### Challenge
Leave out the pictures and transcribe everything else exactly.

------ Data lines ------

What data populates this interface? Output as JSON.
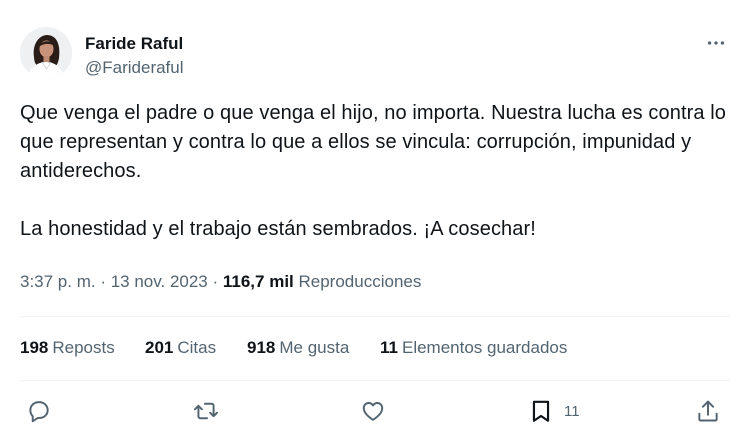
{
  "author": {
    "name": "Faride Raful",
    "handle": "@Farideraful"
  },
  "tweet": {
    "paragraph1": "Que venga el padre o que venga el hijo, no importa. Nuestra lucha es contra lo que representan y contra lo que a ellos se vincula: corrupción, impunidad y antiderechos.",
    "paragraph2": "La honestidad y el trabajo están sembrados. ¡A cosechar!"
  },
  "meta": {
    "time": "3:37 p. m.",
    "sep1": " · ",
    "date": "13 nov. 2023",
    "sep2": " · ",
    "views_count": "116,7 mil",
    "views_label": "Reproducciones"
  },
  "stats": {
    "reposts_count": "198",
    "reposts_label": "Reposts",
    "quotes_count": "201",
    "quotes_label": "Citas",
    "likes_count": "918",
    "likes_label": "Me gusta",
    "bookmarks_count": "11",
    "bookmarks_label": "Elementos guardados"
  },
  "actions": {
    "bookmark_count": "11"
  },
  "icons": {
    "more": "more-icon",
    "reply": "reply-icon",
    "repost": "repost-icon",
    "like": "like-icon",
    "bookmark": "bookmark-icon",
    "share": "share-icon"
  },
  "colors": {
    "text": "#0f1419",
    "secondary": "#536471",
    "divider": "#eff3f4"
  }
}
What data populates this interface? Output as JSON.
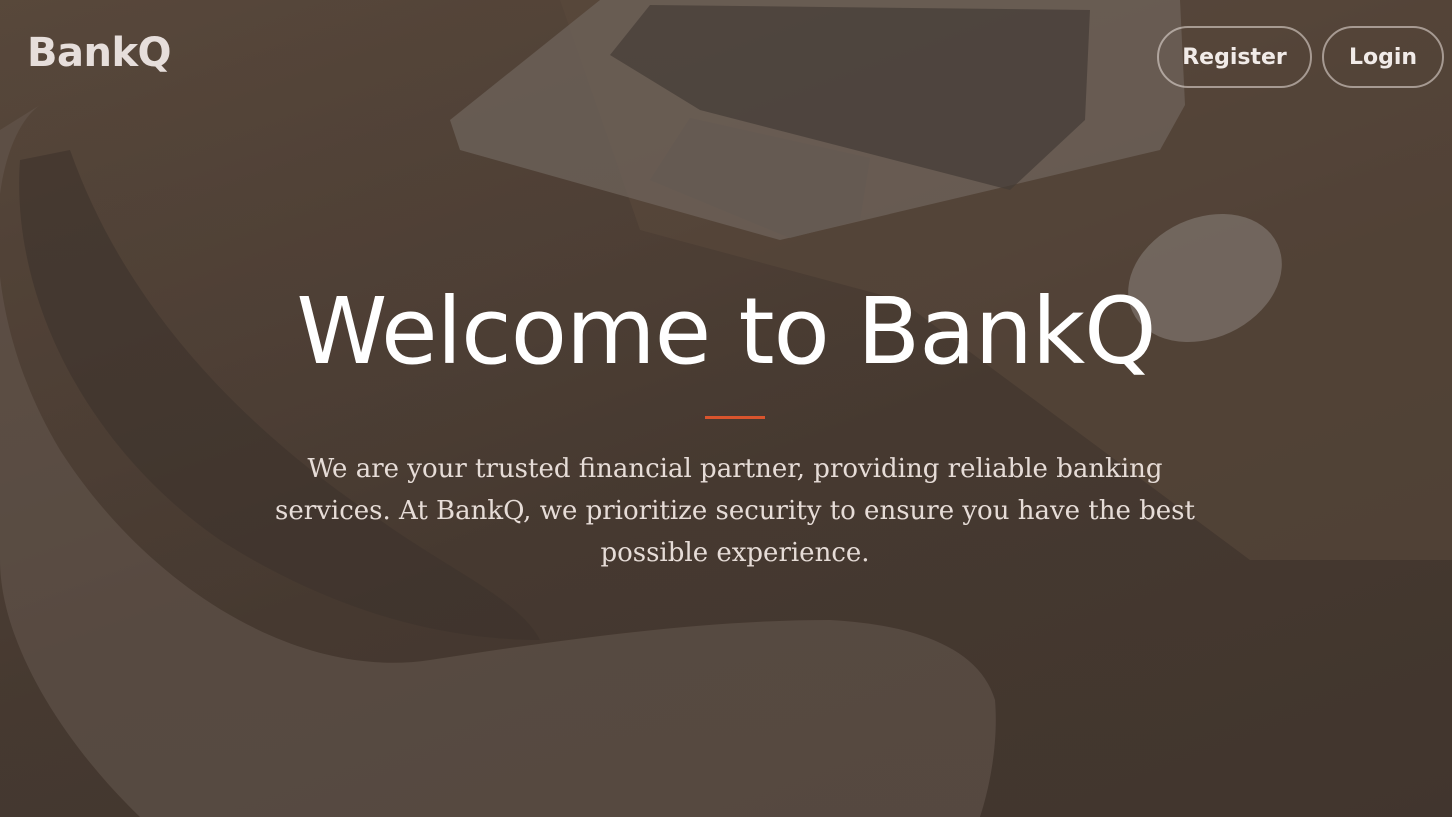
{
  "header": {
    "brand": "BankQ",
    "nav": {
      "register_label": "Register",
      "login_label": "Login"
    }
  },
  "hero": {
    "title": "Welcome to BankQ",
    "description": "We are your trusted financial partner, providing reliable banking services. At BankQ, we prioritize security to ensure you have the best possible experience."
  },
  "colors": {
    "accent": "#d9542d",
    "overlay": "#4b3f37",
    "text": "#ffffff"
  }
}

------

### Response
What data populates this interface? Output as JSON.
{
  "author": {
    "name": "Faride Raful",
    "handle": "@Farideraful"
  },
  "tweet": {
    "paragraph1": "Que venga el padre o que venga el hijo, no importa. Nuestra lucha es contra lo que representan y contra lo que a ellos se vincula: corrupción, impunidad y antiderechos.",
    "paragraph2": "La honestidad y el trabajo están sembrados. ¡A cosechar!"
  },
  "meta": {
    "time": "3:37 p. m.",
    "sep1": " · ",
    "date": "13 nov. 2023",
    "sep2": " · ",
    "views_count": "116,7 mil",
    "views_label": "Reproducciones"
  },
  "stats": {
    "reposts_count": "198",
    "reposts_label": "Reposts",
    "quotes_count": "201",
    "quotes_label": "Citas",
    "likes_count": "918",
    "likes_label": "Me gusta",
    "bookmarks_count": "11",
    "bookmarks_label": "Elementos guardados"
  },
  "actions": {
    "bookmark_count": "11"
  },
  "icons": {
    "more": "more-icon",
    "reply": "reply-icon",
    "repost": "repost-icon",
    "like": "like-icon",
    "bookmark": "bookmark-icon",
    "share": "share-icon"
  },
  "colors": {
    "text": "#0f1419",
    "secondary": "#536471",
    "divider": "#eff3f4"
  }
}
What data populates this interface? Output as JSON.
{
  "header": {
    "brand": "BankQ",
    "nav": {
      "register_label": "Register",
      "login_label": "Login"
    }
  },
  "hero": {
    "title": "Welcome to BankQ",
    "description": "We are your trusted financial partner, providing reliable banking services. At BankQ, we prioritize security to ensure you have the best possible experience."
  },
  "colors": {
    "accent": "#d9542d",
    "overlay": "#4b3f37",
    "text": "#ffffff"
  }
}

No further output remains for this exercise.